**What the exercise asks:**
Collect all lines containing the word "также" from the data.

====== Data listing ======

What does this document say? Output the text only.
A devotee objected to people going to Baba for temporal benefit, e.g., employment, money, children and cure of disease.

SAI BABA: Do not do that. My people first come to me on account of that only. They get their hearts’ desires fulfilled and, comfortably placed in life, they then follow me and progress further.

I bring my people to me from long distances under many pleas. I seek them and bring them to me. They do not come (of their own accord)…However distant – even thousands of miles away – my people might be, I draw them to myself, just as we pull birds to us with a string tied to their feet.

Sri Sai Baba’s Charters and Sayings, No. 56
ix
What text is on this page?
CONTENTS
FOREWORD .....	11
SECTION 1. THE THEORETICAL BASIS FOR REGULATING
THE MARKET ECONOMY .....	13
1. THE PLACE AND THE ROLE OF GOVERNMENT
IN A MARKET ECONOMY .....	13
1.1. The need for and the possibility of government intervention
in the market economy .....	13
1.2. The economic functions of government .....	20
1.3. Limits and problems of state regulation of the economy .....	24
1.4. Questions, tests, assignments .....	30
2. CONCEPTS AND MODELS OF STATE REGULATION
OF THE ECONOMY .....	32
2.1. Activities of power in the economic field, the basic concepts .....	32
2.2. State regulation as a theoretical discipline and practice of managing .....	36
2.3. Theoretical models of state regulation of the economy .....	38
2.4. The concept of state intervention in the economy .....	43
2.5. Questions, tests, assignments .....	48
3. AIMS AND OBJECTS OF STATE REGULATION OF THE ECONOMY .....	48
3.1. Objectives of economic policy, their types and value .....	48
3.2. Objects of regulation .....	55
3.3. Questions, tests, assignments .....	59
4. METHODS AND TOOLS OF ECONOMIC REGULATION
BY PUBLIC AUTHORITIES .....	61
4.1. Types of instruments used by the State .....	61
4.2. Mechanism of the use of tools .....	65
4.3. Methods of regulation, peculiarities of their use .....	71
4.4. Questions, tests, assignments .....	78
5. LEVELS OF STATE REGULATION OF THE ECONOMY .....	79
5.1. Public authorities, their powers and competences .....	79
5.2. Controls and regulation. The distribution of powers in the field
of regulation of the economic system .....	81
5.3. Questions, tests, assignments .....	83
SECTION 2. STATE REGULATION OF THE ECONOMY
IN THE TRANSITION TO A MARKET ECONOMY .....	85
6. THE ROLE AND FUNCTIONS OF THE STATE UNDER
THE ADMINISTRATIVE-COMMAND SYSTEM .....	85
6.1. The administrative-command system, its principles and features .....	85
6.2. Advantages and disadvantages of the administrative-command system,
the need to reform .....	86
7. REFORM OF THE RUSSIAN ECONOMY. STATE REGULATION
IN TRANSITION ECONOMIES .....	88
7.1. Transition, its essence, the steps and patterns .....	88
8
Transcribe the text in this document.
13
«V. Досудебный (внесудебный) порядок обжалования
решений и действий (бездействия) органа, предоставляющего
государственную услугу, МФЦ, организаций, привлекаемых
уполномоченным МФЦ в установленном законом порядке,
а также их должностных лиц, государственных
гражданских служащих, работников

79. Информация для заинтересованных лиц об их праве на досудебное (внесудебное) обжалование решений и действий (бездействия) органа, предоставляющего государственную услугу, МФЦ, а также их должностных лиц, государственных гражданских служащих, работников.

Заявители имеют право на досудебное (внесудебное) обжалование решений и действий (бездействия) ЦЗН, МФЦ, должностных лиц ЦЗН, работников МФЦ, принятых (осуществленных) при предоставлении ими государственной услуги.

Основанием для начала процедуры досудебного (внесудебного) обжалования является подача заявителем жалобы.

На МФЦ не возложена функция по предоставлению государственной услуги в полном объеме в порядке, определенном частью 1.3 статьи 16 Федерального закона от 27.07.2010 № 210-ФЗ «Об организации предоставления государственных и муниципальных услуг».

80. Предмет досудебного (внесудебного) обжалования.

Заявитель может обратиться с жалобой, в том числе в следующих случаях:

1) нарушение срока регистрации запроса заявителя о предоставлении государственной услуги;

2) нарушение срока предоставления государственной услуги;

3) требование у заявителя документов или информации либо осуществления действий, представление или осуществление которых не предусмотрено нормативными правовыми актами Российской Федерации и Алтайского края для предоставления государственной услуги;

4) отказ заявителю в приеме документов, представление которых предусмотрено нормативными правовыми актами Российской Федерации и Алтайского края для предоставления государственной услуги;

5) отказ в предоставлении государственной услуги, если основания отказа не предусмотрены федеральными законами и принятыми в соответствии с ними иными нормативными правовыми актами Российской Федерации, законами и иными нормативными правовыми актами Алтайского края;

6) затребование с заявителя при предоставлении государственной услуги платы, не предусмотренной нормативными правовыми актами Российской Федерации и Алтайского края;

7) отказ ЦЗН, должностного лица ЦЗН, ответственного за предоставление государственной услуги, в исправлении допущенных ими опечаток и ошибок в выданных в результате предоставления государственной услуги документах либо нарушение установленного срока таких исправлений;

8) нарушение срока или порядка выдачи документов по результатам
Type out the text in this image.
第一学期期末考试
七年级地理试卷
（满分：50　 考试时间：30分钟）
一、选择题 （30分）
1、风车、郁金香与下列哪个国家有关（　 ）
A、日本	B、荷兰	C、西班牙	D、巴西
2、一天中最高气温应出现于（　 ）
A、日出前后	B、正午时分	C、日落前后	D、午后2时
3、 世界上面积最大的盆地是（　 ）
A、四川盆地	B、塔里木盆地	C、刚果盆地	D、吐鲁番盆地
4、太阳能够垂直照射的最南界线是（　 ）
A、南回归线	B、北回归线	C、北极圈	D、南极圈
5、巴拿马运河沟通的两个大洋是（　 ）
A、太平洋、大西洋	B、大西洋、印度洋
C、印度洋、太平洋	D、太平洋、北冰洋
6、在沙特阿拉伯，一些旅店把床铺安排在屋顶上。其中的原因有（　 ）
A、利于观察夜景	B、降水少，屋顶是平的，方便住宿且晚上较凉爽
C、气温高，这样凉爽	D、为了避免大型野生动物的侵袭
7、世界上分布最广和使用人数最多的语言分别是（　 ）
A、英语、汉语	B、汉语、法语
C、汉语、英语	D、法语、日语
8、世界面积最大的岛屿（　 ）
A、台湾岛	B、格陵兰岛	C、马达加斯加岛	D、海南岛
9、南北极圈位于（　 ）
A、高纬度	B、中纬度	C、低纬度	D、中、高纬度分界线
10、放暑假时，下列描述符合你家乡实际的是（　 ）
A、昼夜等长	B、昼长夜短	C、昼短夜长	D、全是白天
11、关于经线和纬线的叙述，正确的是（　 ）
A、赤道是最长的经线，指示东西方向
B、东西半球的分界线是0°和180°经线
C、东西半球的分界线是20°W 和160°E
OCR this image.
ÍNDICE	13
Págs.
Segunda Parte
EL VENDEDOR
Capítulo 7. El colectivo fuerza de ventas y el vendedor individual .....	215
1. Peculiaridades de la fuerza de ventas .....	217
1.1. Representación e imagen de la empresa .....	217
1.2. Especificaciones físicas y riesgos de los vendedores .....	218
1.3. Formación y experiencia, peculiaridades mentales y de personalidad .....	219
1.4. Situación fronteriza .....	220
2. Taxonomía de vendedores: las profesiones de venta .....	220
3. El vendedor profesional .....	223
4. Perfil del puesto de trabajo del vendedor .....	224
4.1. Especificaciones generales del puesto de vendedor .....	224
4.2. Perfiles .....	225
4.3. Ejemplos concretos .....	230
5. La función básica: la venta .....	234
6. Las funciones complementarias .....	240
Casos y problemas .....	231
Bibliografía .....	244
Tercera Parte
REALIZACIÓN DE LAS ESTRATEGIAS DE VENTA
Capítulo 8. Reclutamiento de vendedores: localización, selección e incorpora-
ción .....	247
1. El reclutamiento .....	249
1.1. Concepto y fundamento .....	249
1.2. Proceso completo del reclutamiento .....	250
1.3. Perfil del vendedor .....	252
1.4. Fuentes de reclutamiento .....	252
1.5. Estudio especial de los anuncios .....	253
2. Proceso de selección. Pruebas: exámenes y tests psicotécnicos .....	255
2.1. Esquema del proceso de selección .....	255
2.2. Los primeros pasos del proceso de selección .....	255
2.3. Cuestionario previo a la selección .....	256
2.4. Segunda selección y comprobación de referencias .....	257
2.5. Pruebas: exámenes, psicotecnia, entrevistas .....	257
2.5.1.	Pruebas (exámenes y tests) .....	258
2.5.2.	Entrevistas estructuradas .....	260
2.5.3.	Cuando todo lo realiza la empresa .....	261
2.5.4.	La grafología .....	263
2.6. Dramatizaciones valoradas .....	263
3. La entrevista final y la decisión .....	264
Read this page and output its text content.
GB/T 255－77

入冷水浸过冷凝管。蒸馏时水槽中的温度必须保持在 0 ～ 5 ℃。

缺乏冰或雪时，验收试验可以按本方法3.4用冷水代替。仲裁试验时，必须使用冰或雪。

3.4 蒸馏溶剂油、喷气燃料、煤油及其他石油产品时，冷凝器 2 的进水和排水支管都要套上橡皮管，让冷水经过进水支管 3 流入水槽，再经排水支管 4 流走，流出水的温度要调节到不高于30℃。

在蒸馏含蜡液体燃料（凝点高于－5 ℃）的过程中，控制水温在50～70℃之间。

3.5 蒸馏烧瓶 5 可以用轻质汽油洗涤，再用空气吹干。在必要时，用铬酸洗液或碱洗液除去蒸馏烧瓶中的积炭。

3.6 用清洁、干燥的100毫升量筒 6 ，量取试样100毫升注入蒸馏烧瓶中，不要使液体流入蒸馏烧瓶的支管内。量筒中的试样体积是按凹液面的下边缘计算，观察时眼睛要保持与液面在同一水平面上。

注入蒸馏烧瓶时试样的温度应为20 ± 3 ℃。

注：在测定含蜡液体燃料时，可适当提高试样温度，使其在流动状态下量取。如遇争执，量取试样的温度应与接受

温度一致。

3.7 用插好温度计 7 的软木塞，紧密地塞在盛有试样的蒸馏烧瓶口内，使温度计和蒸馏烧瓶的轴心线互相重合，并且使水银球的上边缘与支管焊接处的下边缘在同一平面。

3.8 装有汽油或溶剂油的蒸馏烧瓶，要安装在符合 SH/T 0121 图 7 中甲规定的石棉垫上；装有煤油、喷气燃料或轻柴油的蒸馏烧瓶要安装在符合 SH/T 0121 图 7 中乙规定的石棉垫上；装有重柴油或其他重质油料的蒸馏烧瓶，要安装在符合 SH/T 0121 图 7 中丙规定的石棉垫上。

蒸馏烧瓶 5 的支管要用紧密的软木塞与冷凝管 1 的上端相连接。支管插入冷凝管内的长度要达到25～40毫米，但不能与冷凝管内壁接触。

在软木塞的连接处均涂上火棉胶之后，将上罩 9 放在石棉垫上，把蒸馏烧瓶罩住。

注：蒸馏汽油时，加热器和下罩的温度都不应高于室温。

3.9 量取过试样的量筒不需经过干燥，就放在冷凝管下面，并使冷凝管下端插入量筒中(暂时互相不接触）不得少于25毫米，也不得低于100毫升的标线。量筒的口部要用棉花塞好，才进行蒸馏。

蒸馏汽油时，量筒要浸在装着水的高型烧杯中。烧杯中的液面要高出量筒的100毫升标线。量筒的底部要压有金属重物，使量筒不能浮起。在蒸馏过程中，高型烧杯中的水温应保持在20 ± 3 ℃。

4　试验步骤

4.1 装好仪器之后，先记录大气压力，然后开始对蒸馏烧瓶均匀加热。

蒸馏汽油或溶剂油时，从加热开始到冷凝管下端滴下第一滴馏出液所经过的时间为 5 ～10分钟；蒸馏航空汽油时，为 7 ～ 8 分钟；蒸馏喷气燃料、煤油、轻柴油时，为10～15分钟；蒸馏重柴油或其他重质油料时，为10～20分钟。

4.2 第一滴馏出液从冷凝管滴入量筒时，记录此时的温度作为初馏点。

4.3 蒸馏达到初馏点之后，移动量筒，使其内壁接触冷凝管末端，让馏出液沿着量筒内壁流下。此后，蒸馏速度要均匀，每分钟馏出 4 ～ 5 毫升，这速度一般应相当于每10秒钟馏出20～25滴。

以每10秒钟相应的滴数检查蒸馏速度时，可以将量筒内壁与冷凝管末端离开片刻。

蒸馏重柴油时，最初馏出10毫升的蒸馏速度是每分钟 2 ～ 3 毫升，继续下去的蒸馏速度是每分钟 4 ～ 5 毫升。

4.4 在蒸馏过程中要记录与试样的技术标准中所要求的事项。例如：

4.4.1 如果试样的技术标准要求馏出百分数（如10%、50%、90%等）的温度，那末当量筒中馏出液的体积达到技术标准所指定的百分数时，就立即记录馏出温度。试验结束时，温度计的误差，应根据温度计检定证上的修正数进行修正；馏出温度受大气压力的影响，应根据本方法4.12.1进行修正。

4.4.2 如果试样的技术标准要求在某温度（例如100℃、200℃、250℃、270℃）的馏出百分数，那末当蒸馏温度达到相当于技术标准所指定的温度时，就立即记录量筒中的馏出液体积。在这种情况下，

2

======

**Problem solution:**
а также их должностных лиц, государственных
79. Информация для заинтересованных лиц об их праве на досудебное (внесудебное) обжалование решений и действий (бездействия) органа, предоставляющего государственную услугу, МФЦ, а также их должностных лиц, государственных гражданских служащих, работников.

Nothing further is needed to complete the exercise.